Written problem: Look through the data below and say how many of its lines contain "หารงานท", adding nothing else.

Working data:
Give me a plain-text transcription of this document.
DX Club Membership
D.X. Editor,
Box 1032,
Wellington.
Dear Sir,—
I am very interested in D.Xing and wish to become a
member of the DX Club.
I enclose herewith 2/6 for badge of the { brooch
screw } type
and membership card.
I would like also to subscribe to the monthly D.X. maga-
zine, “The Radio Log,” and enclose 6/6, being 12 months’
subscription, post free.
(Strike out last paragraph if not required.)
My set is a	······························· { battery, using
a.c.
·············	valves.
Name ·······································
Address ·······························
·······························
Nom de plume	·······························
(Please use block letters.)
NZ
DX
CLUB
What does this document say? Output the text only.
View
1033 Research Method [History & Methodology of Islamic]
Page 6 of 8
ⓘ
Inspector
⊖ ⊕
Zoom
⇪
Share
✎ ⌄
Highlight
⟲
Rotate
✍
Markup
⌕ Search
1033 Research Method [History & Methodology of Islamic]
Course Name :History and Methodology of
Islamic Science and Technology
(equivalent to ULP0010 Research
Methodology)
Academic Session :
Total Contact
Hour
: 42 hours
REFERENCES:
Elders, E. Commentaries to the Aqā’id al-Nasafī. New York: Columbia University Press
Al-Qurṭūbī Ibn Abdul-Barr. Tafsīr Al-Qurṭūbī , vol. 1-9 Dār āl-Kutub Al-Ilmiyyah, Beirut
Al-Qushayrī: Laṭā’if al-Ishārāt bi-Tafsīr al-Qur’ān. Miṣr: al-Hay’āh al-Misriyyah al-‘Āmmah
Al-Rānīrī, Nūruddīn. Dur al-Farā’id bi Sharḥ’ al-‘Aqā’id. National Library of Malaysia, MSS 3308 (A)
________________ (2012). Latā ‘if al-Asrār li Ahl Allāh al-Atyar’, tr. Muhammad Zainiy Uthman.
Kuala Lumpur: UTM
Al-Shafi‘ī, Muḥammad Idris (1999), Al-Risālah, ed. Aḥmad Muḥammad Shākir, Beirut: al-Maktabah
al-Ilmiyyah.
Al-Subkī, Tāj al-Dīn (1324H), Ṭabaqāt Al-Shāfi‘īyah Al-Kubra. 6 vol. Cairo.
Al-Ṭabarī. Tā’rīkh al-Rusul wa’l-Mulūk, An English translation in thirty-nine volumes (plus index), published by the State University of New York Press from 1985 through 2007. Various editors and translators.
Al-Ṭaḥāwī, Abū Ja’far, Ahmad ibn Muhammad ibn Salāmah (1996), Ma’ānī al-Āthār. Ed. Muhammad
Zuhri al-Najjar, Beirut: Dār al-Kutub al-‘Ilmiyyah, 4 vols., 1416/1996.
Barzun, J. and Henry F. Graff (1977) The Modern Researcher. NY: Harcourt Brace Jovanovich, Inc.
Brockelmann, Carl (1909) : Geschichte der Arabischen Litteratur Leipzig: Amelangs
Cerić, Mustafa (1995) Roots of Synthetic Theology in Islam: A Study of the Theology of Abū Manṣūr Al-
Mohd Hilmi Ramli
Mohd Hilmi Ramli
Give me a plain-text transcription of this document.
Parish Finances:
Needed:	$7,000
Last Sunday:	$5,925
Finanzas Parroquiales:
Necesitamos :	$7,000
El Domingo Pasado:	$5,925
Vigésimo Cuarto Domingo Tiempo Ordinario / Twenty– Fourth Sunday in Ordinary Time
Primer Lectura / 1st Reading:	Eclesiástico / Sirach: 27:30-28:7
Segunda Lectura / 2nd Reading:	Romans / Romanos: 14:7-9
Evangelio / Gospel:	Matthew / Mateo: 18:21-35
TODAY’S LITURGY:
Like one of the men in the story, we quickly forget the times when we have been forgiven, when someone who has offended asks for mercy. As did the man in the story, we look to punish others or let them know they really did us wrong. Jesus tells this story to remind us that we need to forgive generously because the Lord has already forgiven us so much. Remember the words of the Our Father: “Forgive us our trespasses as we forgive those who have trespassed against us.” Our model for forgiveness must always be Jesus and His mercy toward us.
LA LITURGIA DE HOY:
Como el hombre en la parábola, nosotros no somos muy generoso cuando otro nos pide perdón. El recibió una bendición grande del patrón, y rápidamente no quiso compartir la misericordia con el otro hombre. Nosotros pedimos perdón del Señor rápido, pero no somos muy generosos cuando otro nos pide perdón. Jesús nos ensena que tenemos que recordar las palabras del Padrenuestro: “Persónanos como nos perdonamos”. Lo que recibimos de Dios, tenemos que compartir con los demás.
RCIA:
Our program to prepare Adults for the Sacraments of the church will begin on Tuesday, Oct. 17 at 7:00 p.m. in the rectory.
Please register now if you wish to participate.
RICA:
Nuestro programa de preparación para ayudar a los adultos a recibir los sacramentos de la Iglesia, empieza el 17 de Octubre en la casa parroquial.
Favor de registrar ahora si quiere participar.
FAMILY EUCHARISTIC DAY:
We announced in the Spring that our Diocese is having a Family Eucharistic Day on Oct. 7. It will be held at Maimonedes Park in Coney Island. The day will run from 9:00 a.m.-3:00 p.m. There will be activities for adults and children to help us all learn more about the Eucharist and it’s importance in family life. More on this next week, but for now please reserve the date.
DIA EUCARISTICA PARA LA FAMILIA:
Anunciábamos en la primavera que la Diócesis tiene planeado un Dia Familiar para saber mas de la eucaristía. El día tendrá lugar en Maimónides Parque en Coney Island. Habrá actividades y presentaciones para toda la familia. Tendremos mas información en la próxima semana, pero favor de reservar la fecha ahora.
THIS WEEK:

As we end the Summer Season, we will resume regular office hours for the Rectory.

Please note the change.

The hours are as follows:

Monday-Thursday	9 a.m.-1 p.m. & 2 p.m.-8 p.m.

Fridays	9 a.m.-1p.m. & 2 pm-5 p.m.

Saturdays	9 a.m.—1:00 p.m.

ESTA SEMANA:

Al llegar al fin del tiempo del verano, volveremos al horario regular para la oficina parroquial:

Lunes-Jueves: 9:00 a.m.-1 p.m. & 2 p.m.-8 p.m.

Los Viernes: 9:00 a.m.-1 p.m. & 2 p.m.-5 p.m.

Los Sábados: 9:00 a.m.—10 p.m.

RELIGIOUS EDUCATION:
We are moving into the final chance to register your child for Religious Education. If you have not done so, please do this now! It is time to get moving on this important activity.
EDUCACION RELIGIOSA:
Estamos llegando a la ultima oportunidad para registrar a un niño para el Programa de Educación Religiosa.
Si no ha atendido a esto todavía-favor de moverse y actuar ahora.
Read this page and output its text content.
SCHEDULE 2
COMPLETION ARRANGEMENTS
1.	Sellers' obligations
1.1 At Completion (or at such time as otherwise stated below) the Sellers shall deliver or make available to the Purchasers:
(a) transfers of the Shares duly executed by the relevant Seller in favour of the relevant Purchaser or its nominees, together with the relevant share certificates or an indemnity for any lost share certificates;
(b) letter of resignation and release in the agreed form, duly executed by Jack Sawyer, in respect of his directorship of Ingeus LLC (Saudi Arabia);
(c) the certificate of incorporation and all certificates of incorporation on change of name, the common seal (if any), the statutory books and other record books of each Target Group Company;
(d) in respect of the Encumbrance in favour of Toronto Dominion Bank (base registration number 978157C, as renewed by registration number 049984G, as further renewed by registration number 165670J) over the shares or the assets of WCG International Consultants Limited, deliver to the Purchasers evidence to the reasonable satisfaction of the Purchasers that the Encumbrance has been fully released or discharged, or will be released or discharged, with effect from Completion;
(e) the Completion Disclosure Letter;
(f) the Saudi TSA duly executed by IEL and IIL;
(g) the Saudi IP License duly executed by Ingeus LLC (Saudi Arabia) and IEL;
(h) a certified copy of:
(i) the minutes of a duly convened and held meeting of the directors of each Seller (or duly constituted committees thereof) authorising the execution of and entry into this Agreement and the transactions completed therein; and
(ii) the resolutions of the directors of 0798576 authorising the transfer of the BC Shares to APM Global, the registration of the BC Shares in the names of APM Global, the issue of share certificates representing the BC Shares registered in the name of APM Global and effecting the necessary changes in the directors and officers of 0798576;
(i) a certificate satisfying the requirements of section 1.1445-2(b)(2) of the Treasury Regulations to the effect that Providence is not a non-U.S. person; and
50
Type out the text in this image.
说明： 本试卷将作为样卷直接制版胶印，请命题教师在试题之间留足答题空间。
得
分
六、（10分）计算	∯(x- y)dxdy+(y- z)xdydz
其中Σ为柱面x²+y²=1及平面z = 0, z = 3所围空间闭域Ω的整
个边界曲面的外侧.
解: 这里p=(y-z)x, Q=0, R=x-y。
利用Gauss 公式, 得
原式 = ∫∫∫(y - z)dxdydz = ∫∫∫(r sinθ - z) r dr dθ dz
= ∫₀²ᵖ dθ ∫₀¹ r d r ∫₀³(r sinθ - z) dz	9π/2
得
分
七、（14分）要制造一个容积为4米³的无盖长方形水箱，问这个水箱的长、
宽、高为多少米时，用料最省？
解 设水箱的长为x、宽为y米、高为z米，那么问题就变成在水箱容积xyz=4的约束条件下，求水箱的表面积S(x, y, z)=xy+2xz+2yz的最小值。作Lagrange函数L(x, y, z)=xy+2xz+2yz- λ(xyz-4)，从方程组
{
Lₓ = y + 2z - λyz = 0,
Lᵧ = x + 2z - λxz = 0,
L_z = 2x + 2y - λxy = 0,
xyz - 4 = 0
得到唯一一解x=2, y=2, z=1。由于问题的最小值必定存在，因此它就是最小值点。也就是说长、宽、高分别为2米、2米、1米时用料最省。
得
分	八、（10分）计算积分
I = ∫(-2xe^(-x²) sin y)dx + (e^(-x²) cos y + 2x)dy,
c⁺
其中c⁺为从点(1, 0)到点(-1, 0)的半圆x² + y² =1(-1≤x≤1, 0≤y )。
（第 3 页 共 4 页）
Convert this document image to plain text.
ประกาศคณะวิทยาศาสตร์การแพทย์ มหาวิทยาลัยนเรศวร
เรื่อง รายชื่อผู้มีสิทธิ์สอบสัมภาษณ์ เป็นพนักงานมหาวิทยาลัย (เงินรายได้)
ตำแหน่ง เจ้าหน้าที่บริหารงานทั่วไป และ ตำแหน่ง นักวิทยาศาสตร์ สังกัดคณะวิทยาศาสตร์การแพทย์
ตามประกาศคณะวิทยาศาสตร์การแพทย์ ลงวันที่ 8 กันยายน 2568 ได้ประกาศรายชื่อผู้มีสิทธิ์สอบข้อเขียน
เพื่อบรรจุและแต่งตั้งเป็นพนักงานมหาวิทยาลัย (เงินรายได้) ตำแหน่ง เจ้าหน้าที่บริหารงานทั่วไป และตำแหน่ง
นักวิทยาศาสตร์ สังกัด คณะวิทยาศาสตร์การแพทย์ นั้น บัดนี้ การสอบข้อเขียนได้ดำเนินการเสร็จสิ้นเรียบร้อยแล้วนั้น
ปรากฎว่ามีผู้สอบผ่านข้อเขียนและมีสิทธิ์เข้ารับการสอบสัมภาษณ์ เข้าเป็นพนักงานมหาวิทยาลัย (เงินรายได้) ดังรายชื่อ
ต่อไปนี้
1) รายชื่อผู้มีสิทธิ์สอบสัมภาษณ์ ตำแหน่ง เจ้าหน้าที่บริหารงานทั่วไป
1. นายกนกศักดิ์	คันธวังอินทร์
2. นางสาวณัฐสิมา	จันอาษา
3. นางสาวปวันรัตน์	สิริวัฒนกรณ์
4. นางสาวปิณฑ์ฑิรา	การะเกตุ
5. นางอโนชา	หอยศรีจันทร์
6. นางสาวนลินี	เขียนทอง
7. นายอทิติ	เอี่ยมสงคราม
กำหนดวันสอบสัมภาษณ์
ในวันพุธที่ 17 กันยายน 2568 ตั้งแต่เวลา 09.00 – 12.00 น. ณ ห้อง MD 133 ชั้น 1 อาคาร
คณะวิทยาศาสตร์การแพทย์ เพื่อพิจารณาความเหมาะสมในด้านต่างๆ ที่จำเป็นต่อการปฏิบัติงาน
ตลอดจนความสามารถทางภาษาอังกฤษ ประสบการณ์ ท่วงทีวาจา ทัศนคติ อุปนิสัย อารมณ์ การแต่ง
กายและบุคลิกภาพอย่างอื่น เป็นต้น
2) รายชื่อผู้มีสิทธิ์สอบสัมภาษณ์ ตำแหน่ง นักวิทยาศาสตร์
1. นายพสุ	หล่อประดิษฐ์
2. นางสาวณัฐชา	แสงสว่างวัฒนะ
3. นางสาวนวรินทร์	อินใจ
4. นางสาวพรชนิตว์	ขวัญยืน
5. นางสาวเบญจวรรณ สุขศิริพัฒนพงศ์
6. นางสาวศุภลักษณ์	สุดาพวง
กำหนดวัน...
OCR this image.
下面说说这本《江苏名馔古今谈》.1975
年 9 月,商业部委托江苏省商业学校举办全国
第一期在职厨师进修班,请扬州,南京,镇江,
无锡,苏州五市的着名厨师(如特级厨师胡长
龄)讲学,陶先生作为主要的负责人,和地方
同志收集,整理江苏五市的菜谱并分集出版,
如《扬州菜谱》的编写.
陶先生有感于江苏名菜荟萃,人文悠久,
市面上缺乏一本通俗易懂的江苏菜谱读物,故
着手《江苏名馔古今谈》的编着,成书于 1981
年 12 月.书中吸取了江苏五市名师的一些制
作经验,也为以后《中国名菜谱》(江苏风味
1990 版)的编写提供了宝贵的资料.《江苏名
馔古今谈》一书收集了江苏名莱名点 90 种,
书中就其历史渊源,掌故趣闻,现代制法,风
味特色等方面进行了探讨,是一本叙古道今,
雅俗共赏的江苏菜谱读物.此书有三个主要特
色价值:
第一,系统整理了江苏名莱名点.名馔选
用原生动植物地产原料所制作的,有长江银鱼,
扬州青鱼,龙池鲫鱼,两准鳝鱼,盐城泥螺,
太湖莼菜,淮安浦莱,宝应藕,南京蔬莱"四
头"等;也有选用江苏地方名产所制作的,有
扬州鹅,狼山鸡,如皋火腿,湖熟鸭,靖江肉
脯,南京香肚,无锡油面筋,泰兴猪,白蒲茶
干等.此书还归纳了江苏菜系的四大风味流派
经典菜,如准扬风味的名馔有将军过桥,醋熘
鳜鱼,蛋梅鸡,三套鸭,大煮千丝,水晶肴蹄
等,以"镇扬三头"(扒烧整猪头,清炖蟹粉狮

Solution for this task: 3